— START —

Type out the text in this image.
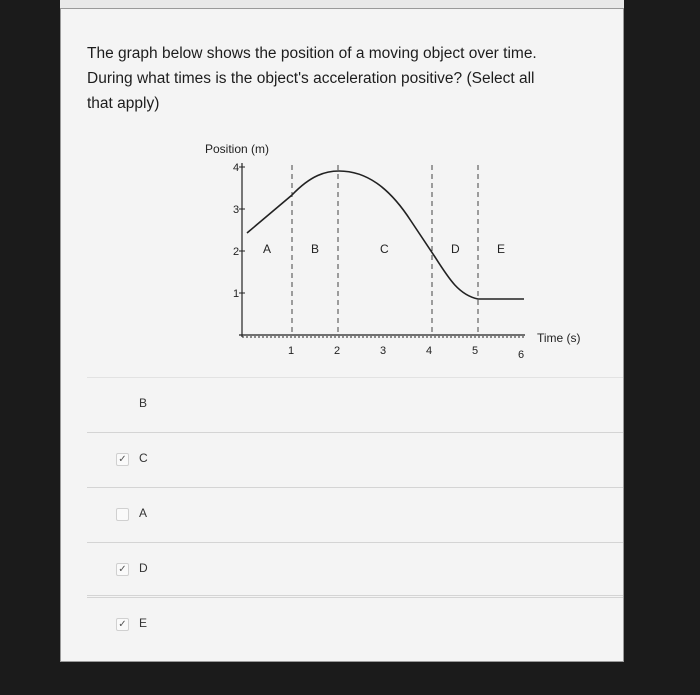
The graph below shows the position of a moving object over time.
During what times is the object's acceleration positive? (Select all
that apply)
Position (m)
1
2
3
4
1	2	3	4	5	6
Time (s)
A	B	C	D	E
B
✓ C
A
✓ D
✓ E
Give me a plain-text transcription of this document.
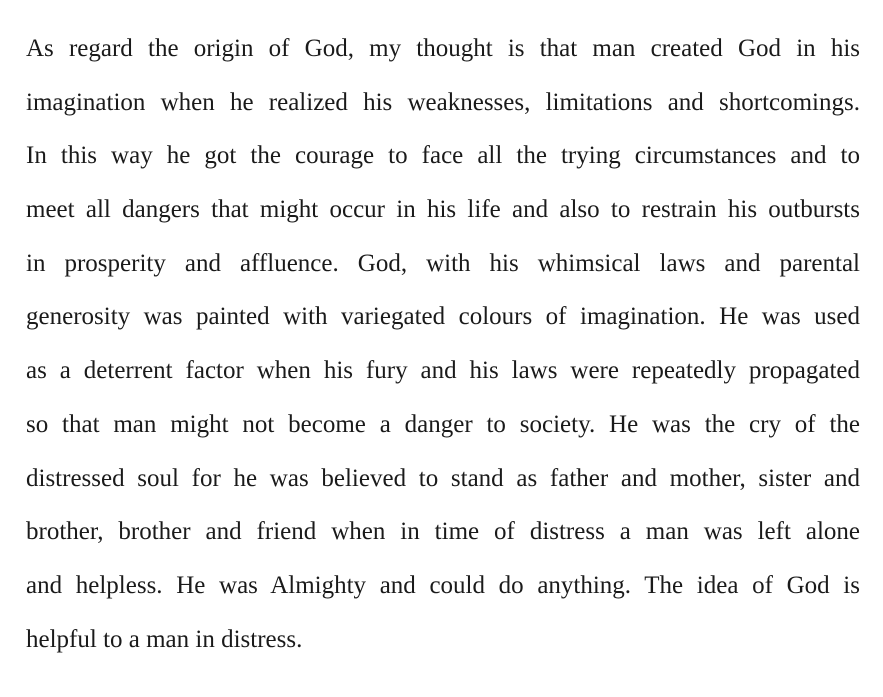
As regard the origin of God, my thought is that man created God in his
imagination when he realized his weaknesses, limitations and shortcomings.
In this way he got the courage to face all the trying circumstances and to
meet all dangers that might occur in his life and also to restrain his outbursts
in prosperity and affluence. God, with his whimsical laws and parental
generosity was painted with variegated colours of imagination. He was used
as a deterrent factor when his fury and his laws were repeatedly propagated
so that man might not become a danger to society. He was the cry of the
distressed soul for he was believed to stand as father and mother, sister and
brother, brother and friend when in time of distress a man was left alone
and helpless. He was Almighty and could do anything. The idea of God is
helpful to a man in distress.
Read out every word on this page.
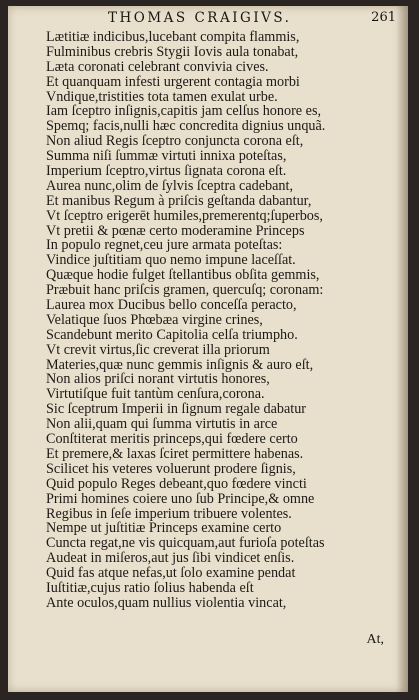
THOMAS CRAIGIVS.	261
Lætitiæ indicibus,lucebant compita flammis,
Fulminibus crebris Stygii Iovis aula tonabat,
Læta coronati celebrant convivia cives.
Et quanquam infesti urgerent contagia morbi
Vndique,tristities tota tamen exulat urbe.
Iam ſceptro inſignis,capitis jam celſus honore es,
Spemq; facis,nulli hæc concredita dignius unquã.
Non aliud Regis ſceptro conjuncta corona eſt,
Summa niſi ſummæ virtuti innixa poteſtas,
Imperium ſceptro,virtus ſignata corona eſt.
Aurea nunc,olim de ſylvis ſceptra cadebant,
Et manibus Regum à priſcis geſtanda dabantur,
Vt ſceptro erigerēt humiles,premerentq;ſuperbos,
Vt pretii & pœnæ certo moderamine Princeps
In populo regnet,ceu jure armata poteſtas:
Vindice juſtitiam quo nemo impune laceſſat.
Quæque hodie fulget ſtellantibus obſita gemmis,
Præbuit hanc priſcis gramen, quercuſq; coronam:
Laurea mox Ducibus bello conceſſa peracto,
Velatique ſuos Phœbæa virgine crines,
Scandebunt merito Capitolia celſa triumpho.
Vt crevit virtus,ſic creverat illa priorum
Materies,quæ nunc gemmis inſignis & auro eſt,
Non alios priſci norant virtutis honores,
Virtutiſque fuit tantùm cenſura,corona.
Sic ſceptrum Imperii in ſignum regale dabatur
Non alii,quam qui ſumma virtutis in arce
Conſtiterat meritis princeps,qui fœdere certo
Et premere,& laxas ſciret permittere habenas.
Scilicet his veteres voluerunt prodere ſignis,
Quid populo Reges debeant,quo fœdere vincti
Primi homines coiere uno ſub Principe,& omne
Regibus in ſeſe imperium tribuere volentes.
Nempe ut juſtitiæ Princeps examine certo
Cuncta regat,ne vis quicquam,aut furioſa poteſtas
Audeat in miſeros,aut jus ſibi vindicet enſis.
Quid fas atque nefas,ut ſolo examine pendat
Iuſtitiæ,cujus ratio ſolius habenda eſt
Ante oculos,quam nullius violentia vincat,
At,
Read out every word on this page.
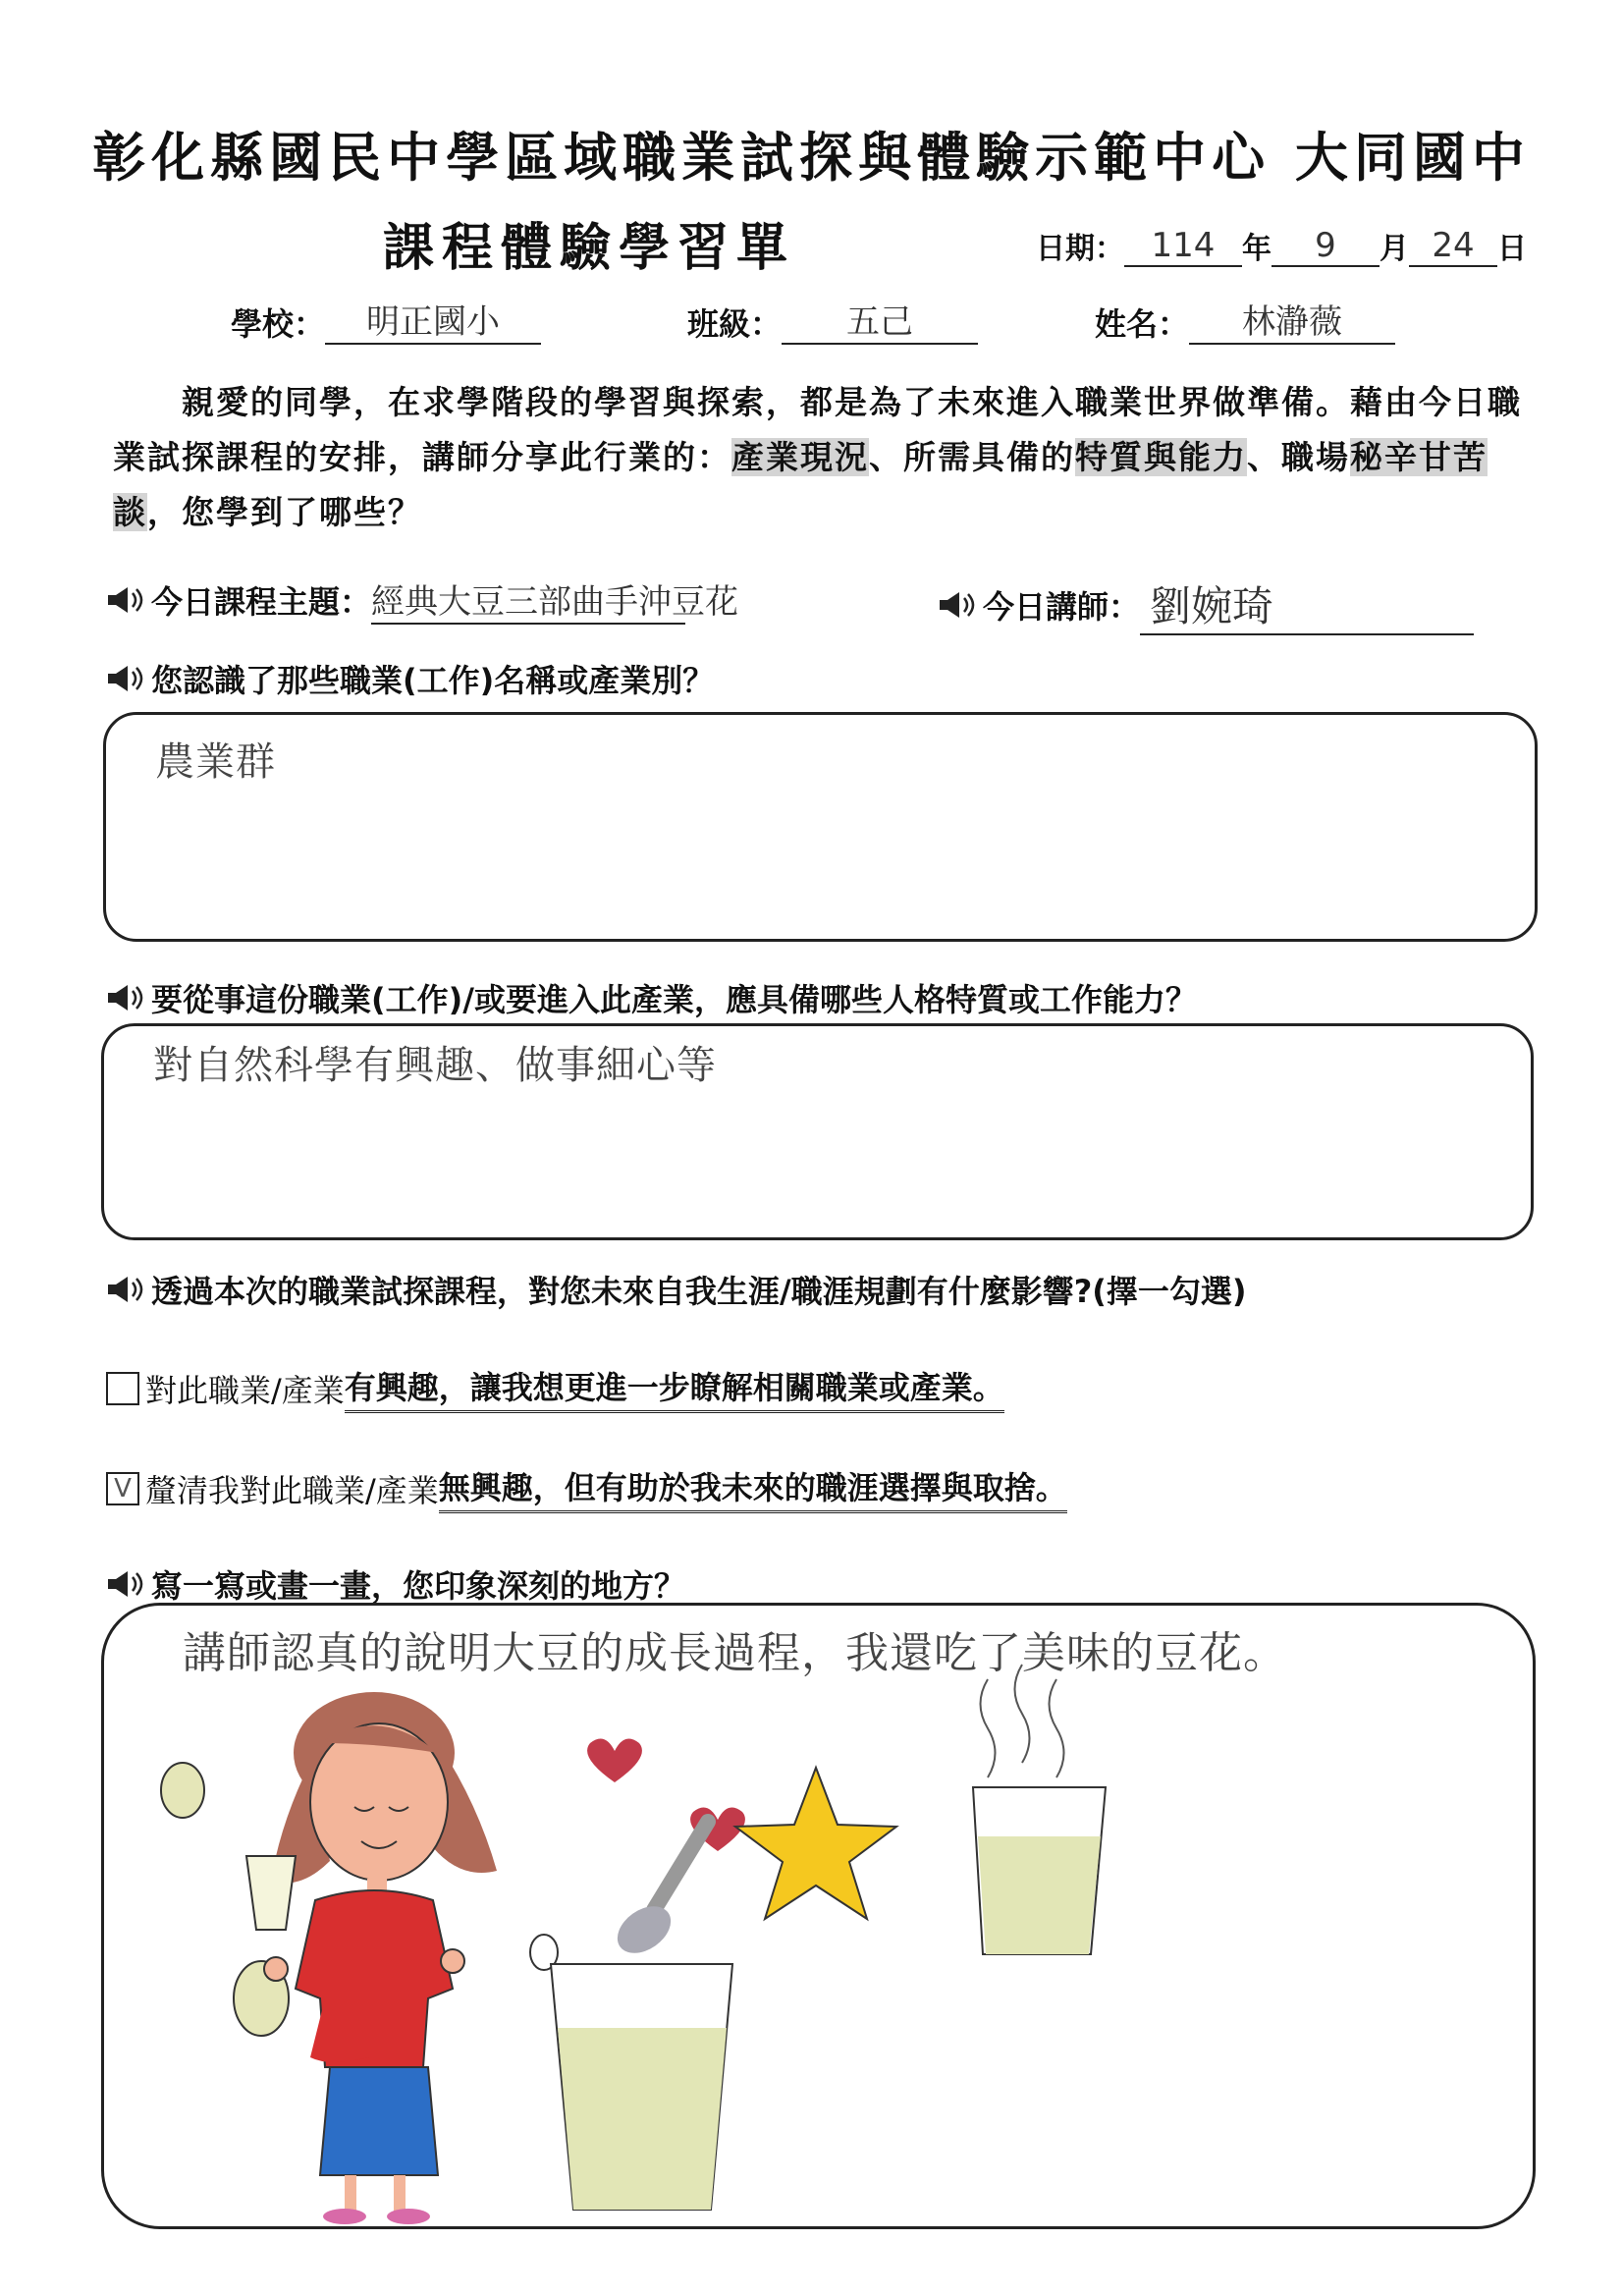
彰化縣國民中學區域職業試探與體驗示範中心 大同國中
課程體驗學習單	日期： 114 年	9	月 24 日
學校：	明正國小	班級：	五己	姓名：	林瀞薇
親愛的同學，在求學階段的學習與探索，都是為了未來進入職業世界做準備。藉由今日職業試探課程的安排，講師分享此行業的：產業現況、所需具備的特質與能力、職場秘辛甘苦談，您學到了哪些？
今日課程主題： 經典大豆三部曲手沖豆花	今日講師： 劉婉琦
您認識了那些職業(工作)名稱或產業別？
農業群
要從事這份職業(工作)/或要進入此產業，應具備哪些人格特質或工作能力？
對自然科學有興趣、做事細心等
透過本次的職業試探課程，對您未來自我生涯/職涯規劃有什麼影響?(擇一勾選)
對此職業/產業 有興趣，讓我想更進一步瞭解相關職業或產業。
V 釐清我對此職業/產業 無興趣，但有助於我未來的職涯選擇與取捨。
寫一寫或畫一畫，您印象深刻的地方？
講師認真的說明大豆的成長過程，我還吃了美味的豆花。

— END —

**EXERCISE INSTRUCTIONS**
Which lines hold the word "object"? Show each one.

**SOLVED PROBLEM**
The graph below shows the position of a moving object over time.
During what times is the object's acceleration positive? (Select all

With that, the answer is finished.